Task instructions:
Write out each line in which the string "chart" is present.
Start of Entries provided
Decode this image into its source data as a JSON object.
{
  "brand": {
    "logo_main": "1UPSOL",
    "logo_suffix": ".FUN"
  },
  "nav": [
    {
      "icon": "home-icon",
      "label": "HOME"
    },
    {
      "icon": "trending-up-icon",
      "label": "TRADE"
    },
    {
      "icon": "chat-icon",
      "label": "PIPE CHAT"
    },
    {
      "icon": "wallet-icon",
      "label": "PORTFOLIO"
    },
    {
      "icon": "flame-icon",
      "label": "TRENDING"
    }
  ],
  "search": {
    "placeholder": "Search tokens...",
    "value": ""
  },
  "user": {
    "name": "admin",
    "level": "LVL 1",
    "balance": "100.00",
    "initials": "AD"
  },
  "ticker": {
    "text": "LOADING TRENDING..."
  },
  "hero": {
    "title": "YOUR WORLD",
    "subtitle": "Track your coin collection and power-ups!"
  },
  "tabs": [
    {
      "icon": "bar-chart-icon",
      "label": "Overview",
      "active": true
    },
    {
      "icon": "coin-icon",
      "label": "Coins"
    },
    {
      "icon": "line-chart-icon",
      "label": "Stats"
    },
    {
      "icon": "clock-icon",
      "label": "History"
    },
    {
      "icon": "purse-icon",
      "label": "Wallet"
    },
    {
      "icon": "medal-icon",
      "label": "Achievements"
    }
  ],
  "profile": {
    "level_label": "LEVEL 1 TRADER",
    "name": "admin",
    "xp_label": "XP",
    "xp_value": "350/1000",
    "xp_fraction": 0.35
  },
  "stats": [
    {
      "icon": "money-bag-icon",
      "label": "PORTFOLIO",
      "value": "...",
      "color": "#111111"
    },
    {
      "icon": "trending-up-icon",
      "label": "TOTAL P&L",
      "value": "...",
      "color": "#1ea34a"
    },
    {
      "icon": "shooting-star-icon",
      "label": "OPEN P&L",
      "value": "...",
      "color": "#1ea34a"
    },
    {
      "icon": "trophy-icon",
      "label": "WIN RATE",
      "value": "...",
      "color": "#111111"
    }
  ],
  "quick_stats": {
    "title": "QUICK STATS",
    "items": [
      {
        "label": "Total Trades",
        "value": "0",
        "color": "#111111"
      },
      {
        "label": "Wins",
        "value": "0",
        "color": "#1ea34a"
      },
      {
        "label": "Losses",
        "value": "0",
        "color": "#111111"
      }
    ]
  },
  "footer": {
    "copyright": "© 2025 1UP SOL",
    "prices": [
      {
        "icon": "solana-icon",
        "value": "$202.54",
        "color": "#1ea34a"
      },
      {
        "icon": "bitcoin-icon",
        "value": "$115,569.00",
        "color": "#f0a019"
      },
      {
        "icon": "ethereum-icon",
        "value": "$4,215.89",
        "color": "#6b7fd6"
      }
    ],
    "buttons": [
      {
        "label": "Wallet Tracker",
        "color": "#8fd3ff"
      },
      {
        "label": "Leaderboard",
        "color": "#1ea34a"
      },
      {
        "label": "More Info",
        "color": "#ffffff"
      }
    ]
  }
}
End of Entries provided
Full answer:
      "icon": "bar-chart-icon",
      "icon": "line-chart-icon",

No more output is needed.